Records shown.
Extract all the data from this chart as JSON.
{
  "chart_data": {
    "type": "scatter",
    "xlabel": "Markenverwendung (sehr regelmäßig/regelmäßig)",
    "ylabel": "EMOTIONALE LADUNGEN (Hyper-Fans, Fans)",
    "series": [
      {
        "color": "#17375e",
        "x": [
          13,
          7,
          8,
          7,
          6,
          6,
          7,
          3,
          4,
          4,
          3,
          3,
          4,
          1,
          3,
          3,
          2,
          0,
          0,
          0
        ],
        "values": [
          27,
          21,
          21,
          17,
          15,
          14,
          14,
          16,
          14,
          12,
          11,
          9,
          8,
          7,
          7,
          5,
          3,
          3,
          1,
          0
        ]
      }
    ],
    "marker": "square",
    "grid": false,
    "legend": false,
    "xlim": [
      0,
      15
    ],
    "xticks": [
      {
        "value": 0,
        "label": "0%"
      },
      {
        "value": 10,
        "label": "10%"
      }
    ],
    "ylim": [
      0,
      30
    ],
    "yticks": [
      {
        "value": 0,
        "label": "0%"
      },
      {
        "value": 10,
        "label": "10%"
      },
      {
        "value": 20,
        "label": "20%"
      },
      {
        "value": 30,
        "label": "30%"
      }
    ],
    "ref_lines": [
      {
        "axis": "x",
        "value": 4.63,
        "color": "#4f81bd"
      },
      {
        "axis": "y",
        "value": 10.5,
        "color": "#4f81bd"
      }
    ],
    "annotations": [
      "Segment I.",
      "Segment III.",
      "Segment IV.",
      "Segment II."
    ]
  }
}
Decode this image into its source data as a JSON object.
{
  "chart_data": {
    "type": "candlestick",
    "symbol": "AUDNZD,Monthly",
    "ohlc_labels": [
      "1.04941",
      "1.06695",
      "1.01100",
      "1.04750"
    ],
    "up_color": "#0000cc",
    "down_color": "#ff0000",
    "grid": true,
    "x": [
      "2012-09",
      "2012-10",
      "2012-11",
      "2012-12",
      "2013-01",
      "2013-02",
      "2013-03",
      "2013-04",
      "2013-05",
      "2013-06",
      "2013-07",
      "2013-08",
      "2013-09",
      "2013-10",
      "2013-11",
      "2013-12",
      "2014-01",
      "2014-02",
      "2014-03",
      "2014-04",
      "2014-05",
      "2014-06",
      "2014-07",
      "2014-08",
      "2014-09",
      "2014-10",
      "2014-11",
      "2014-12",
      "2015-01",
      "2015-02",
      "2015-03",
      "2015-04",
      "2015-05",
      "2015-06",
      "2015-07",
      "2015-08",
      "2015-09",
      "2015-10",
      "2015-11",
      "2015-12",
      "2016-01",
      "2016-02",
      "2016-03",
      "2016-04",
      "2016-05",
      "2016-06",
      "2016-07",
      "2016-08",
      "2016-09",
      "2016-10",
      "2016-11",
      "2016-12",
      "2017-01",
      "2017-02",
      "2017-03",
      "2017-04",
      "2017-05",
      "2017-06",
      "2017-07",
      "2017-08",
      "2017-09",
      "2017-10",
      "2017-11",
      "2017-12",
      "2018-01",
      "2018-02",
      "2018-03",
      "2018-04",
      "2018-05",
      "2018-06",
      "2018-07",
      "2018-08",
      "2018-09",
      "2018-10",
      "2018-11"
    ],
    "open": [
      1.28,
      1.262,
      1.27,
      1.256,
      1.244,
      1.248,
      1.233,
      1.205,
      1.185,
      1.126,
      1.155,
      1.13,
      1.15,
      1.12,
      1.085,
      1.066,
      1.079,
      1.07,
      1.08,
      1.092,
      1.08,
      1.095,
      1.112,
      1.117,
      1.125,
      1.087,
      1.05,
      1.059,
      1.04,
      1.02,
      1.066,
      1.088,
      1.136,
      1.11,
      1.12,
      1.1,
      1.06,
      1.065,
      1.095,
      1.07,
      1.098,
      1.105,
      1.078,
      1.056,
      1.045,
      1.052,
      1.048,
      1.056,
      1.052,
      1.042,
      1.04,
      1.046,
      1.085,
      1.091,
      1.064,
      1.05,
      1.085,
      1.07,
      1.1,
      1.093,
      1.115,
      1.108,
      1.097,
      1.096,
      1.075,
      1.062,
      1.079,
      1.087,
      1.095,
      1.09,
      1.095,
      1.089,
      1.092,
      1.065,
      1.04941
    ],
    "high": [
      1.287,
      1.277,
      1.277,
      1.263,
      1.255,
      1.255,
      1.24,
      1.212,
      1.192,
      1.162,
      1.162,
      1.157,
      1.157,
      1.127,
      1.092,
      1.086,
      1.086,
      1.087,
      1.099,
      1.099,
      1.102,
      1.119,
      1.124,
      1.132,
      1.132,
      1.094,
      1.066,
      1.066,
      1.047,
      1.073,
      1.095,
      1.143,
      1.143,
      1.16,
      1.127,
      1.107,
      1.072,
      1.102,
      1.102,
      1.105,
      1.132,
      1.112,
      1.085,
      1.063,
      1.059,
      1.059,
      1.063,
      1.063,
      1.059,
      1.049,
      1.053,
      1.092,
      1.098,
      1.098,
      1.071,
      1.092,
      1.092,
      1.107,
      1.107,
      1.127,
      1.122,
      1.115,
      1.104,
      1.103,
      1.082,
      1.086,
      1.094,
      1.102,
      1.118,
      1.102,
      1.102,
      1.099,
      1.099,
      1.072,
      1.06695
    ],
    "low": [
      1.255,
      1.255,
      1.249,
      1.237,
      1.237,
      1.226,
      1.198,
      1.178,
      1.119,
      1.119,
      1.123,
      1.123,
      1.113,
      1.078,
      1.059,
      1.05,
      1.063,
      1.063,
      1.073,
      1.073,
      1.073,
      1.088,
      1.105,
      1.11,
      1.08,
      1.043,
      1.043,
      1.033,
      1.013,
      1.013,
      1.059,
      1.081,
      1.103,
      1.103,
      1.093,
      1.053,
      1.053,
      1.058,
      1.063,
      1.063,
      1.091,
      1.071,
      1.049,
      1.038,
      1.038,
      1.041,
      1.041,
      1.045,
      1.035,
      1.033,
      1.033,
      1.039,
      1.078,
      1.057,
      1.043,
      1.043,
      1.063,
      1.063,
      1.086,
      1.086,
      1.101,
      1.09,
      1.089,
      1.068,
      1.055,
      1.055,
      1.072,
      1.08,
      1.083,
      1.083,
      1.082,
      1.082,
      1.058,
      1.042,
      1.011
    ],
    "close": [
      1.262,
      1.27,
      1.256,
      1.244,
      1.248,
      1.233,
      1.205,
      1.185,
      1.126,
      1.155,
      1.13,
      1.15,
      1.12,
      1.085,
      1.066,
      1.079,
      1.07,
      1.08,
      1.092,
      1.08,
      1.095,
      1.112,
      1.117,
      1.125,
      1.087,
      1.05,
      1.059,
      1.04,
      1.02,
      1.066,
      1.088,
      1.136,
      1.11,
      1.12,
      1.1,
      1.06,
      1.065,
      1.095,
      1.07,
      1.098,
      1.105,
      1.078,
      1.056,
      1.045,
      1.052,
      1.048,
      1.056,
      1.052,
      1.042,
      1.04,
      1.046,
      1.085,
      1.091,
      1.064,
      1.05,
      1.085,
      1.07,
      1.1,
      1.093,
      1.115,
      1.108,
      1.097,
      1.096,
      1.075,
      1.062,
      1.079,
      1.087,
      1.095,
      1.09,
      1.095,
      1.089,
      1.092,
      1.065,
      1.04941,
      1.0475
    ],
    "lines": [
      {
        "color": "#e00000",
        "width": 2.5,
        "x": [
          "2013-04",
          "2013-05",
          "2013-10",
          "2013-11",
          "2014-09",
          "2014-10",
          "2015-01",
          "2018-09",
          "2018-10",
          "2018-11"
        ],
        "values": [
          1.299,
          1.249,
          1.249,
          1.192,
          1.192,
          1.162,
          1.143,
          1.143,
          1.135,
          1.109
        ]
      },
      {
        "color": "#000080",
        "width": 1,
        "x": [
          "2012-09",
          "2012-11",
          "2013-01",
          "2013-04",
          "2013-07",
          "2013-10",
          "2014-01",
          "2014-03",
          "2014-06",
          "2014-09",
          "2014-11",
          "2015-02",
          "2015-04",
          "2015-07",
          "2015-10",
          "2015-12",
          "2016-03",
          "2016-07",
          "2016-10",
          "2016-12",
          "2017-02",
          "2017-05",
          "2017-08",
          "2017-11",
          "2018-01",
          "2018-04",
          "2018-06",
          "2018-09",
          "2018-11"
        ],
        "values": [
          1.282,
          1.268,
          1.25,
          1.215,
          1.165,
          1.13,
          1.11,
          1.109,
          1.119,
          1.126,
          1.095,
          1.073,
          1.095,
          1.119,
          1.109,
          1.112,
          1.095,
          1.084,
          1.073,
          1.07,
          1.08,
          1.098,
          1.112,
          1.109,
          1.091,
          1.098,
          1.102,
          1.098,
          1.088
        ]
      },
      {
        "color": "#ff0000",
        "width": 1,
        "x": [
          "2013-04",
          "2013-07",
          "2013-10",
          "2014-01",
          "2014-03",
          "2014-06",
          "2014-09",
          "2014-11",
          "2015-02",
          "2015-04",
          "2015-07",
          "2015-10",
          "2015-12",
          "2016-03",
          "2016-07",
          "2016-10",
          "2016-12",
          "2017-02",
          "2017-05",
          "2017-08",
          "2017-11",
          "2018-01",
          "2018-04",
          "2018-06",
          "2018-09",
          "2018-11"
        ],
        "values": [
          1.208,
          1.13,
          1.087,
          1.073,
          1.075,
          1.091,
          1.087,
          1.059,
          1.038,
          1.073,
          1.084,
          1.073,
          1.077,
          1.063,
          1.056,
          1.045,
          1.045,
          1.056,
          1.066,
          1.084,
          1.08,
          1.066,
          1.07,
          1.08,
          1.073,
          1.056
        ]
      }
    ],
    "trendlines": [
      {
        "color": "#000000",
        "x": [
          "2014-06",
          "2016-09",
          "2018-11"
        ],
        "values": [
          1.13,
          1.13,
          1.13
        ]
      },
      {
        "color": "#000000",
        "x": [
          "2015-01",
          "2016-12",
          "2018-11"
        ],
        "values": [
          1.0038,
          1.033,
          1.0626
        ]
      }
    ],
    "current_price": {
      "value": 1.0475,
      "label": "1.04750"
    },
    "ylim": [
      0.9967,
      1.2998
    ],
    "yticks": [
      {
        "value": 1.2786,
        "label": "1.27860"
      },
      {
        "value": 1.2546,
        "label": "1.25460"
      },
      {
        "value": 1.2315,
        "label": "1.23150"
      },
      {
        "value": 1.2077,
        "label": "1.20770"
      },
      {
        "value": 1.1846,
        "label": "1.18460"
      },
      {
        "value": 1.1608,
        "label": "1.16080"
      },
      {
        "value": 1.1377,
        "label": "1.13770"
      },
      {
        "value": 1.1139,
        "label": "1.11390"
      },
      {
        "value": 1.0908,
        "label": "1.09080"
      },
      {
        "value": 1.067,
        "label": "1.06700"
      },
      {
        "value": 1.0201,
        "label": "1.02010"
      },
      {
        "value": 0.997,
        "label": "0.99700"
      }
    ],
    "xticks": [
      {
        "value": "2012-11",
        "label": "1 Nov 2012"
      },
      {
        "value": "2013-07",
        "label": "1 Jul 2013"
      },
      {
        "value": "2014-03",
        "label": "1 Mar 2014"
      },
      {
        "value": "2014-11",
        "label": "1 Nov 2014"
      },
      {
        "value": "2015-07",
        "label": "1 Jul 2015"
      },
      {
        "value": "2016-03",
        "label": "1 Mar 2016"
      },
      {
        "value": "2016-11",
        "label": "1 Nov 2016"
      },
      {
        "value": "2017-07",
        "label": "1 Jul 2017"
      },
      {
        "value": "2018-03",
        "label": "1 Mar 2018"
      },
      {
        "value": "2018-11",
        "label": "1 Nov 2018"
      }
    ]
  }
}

Set task.
Identify the lines above that contain the word "Segment", then copy them.

Solution to the exercise.
      "Segment I.",
      "Segment III.",
      "Segment IV.",
      "Segment II."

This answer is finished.